* [Your task] Filter the records, keeping every line that has the string "Clinical".

* [Extracted data]
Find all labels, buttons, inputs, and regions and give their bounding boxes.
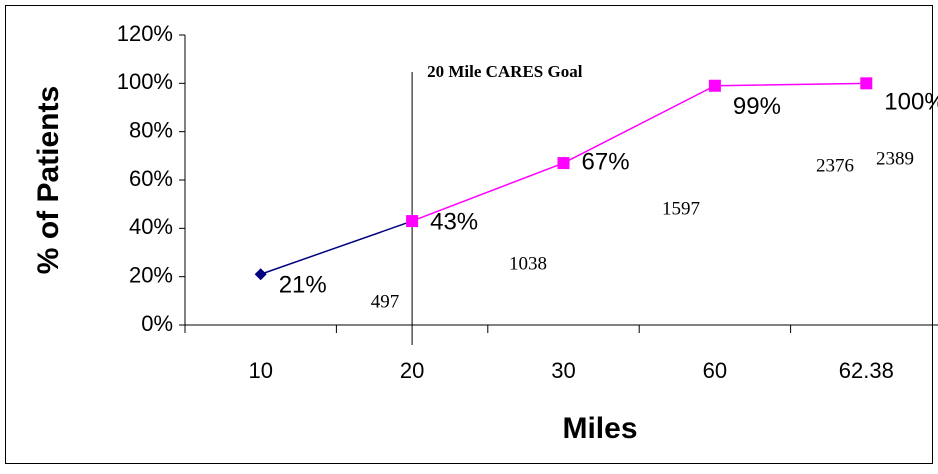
point-marker bbox=[860, 77, 873, 90]
y-tick-label: 40% bbox=[129, 214, 173, 239]
x-tick-label: 62.38 bbox=[839, 358, 894, 383]
count-label: 1038 bbox=[509, 253, 547, 274]
y-tick-label: 80% bbox=[129, 117, 173, 142]
y-tick-label: 60% bbox=[129, 166, 173, 191]
y-tick-label: 120% bbox=[117, 21, 173, 46]
y-axis-title: % of Patients bbox=[32, 86, 65, 274]
point-marker bbox=[557, 157, 570, 170]
y-tick-label: 100% bbox=[117, 69, 173, 94]
point-marker bbox=[254, 268, 267, 281]
data-label: 21% bbox=[279, 272, 327, 299]
data-label: 67% bbox=[582, 148, 630, 175]
count-label: 1597 bbox=[662, 198, 700, 219]
point-marker bbox=[406, 215, 419, 228]
data-label: 99% bbox=[733, 93, 781, 120]
count-label: 497 bbox=[371, 291, 400, 312]
series-line bbox=[411, 82, 867, 222]
series-line bbox=[260, 220, 413, 275]
data-label: 43% bbox=[430, 208, 478, 235]
y-tick-label: 0% bbox=[141, 311, 173, 336]
count-label: 2376 bbox=[816, 155, 854, 176]
point-marker bbox=[708, 79, 721, 92]
x-tick-label: 60 bbox=[703, 358, 727, 383]
x-tick-label: 20 bbox=[400, 358, 424, 383]
goal-label: 20 Mile CARES Goal bbox=[427, 62, 583, 81]
x-tick-label: 10 bbox=[248, 358, 272, 383]
x-axis-title: Miles bbox=[562, 412, 637, 445]
count-label: 2389 bbox=[876, 148, 914, 169]
y-tick-label: 20% bbox=[129, 262, 173, 287]
chart-border bbox=[5, 5, 933, 464]
data-label: 100% bbox=[884, 89, 938, 116]
x-tick-label: 30 bbox=[551, 358, 575, 383]
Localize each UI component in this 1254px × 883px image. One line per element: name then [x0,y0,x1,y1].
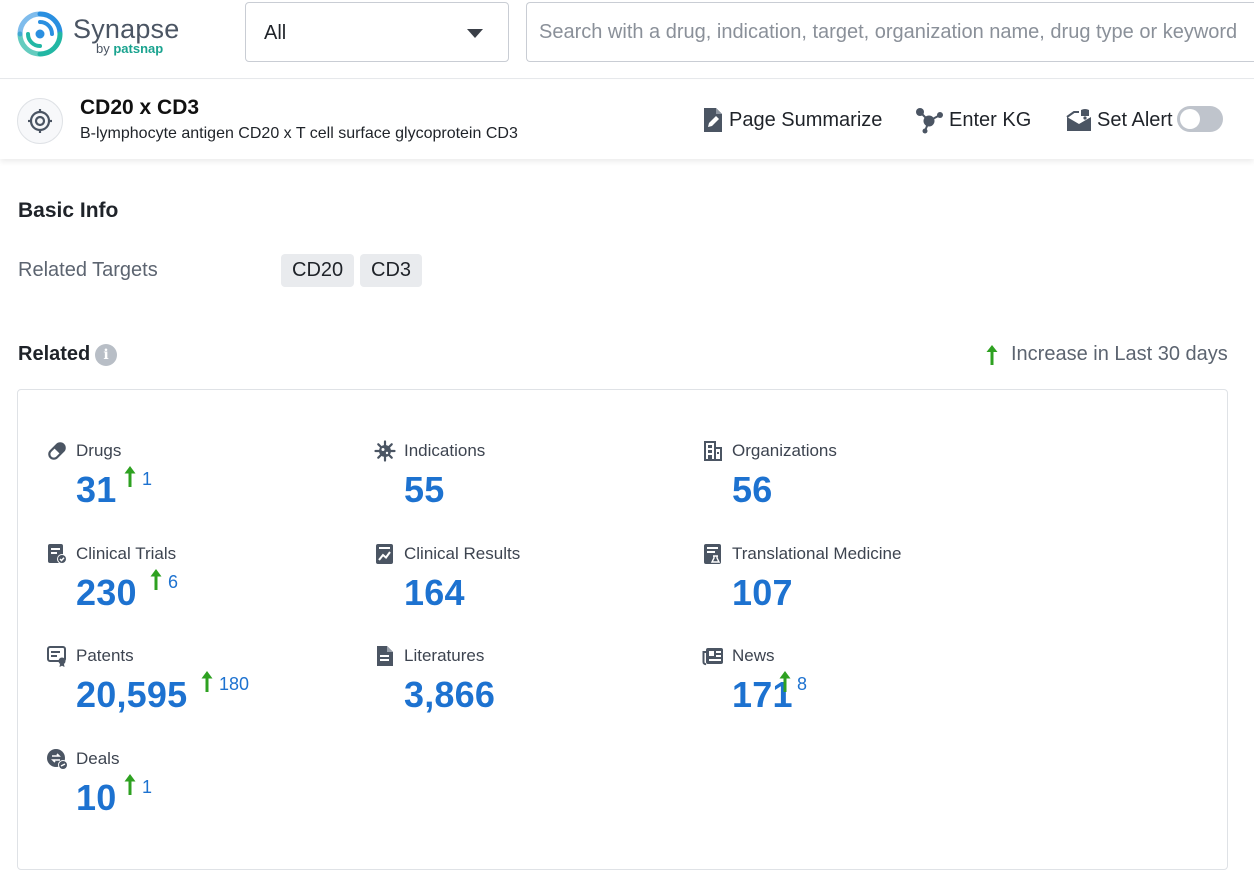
synapse-logo-icon [16,10,64,58]
stat-value[interactable]: 10 [76,777,116,819]
stat-value[interactable]: 230 [76,572,137,614]
stat-increase-value: 180 [219,674,249,695]
stat-indications[interactable]: Indications 55 [374,440,674,520]
stat-label: Clinical Results [404,544,520,564]
arrow-up-icon [985,344,999,366]
graph-nodes-icon [914,106,944,134]
stat-value[interactable]: 164 [404,572,465,614]
stat-label: Deals [76,749,119,769]
stat-label: Literatures [404,646,484,666]
toggle-knob [1180,109,1200,129]
set-alert-button[interactable]: Set Alert [1066,105,1173,135]
page-subtitle: B-lymphocyte antigen CD20 x T cell surfa… [80,125,518,143]
arrow-up-icon [150,568,162,592]
target-tag-cd3[interactable]: CD3 [360,254,422,287]
stat-value[interactable]: 56 [732,469,772,511]
stat-increase: 6 [150,568,178,593]
stat-increase: 180 [201,670,249,695]
entity-header: CD20 x CD3 B-lymphocyte antigen CD20 x T… [0,80,1254,159]
patent-icon [46,645,68,667]
stat-value[interactable]: 3,866 [404,674,495,716]
stat-increase-value: 1 [142,469,152,490]
stat-value[interactable]: 107 [732,572,793,614]
alert-bell-icon [1066,108,1092,132]
stat-label: Patents [76,646,134,666]
pill-icon [46,440,68,462]
related-heading: Related [18,343,90,366]
document-edit-icon [702,107,724,133]
set-alert-toggle[interactable] [1177,106,1223,132]
stat-increase: 1 [124,465,152,490]
related-stats-panel: Drugs 31 1 Indications 55 [17,389,1228,870]
logo-byline: by patsnap [96,41,163,56]
caret-down-icon [467,29,483,38]
page-title: CD20 x CD3 [80,96,199,120]
set-alert-label: Set Alert [1097,109,1173,132]
stat-increase-value: 6 [168,572,178,593]
file-text-icon [374,645,396,667]
deal-icon [46,748,68,770]
increase-legend-text: Increase in Last 30 days [1011,343,1228,366]
stat-increase: 1 [124,773,152,798]
logo-by: by [96,41,110,56]
chart-report-icon [374,543,396,565]
page-summarize-label: Page Summarize [729,109,882,132]
enter-kg-button[interactable]: Enter KG [914,105,1031,135]
stat-deals[interactable]: Deals 10 1 [46,748,346,828]
basic-info-heading: Basic Info [18,199,118,223]
clipboard-icon [46,543,68,565]
stat-label: Drugs [76,441,121,461]
arrow-up-icon [124,773,136,797]
increase-legend: Increase in Last 30 days [985,343,1228,366]
stat-label: Indications [404,441,485,461]
stat-value[interactable]: 55 [404,469,444,511]
stat-clinical-trials[interactable]: Clinical Trials 230 6 [46,543,346,623]
stat-drugs[interactable]: Drugs 31 1 [46,440,346,520]
stat-clinical-results[interactable]: Clinical Results 164 [374,543,674,623]
search-scope-value: All [264,22,286,45]
target-icon [17,98,63,144]
stat-value[interactable]: 31 [76,469,116,511]
stat-value[interactable]: 20,595 [76,674,187,716]
info-icon[interactable]: i [95,344,117,366]
stat-label: Organizations [732,441,837,461]
stat-increase-value: 8 [797,674,807,695]
stat-translational-medicine[interactable]: Translational Medicine 107 [702,543,1002,623]
stat-patents[interactable]: Patents 20,595 180 [46,645,346,725]
top-bar: Synapse by patsnap All [0,0,1254,79]
stat-literatures[interactable]: Literatures 3,866 [374,645,674,725]
arrow-up-icon [201,670,213,694]
building-icon [702,440,724,462]
arrow-up-icon [124,465,136,489]
stat-news[interactable]: News 171 8 [702,645,1002,725]
target-tag-cd20[interactable]: CD20 [281,254,354,287]
stat-organizations[interactable]: Organizations 56 [702,440,1002,520]
page-summarize-button[interactable]: Page Summarize [702,105,882,135]
synapse-logo[interactable]: Synapse by patsnap [16,10,186,60]
search-input[interactable] [526,2,1254,62]
stat-label: Clinical Trials [76,544,176,564]
newspaper-icon [702,645,724,667]
search-scope-select[interactable]: All [245,2,509,62]
virus-icon [374,440,396,462]
stat-increase-value: 1 [142,777,152,798]
related-targets-label: Related Targets [18,259,158,282]
stat-label: Translational Medicine [732,544,901,564]
logo-brand: patsnap [113,41,163,56]
enter-kg-label: Enter KG [949,109,1031,132]
stat-label: News [732,646,775,666]
stat-increase: 8 [779,670,807,695]
document-flask-icon [702,543,724,565]
arrow-up-icon [779,670,791,694]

* [Answer section]
stat-label: Clinical Results [404,544,520,564]
stat-clinical-trials[interactable]: Clinical Trials 230 6 [46,543,346,623]
stat-clinical-results[interactable]: Clinical Results 164 [374,543,674,623]
stat-label: Clinical Trials [76,544,176,564]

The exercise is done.